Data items
---------------

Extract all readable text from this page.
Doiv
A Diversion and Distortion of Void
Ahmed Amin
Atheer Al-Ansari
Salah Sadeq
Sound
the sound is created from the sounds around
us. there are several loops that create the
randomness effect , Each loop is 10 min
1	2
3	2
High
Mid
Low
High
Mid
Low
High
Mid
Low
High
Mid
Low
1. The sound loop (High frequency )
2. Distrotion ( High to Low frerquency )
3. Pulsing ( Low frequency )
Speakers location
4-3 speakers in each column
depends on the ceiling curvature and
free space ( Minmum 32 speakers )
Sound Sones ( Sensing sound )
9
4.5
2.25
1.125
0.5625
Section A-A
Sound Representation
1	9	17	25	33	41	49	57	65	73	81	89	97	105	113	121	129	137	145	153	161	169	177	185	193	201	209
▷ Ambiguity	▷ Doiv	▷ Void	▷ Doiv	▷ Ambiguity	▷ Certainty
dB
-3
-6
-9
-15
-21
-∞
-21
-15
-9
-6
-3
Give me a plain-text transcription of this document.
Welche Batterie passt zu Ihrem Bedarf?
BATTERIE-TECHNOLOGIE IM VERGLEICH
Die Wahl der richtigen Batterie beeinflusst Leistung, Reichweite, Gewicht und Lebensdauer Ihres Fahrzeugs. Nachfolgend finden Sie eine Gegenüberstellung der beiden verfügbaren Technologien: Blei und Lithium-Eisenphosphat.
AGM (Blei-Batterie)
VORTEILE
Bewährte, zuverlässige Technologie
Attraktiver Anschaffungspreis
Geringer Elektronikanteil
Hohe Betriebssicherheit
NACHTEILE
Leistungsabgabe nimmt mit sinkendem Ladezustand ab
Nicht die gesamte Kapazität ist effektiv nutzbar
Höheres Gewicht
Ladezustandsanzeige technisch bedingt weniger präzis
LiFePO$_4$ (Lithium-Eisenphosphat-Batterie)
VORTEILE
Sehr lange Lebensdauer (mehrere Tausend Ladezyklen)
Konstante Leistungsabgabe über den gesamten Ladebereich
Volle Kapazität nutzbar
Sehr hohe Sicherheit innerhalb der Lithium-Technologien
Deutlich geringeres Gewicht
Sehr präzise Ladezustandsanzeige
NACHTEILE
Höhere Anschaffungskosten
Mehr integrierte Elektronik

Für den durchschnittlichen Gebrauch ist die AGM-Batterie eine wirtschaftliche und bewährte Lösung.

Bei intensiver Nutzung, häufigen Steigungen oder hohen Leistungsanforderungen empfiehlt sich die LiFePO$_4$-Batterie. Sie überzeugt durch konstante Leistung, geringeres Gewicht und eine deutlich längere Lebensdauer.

---------------

* _Given exercise_
Find every line with "geringeres" in the listing and state how many there are, nothing else.

* _Result_
2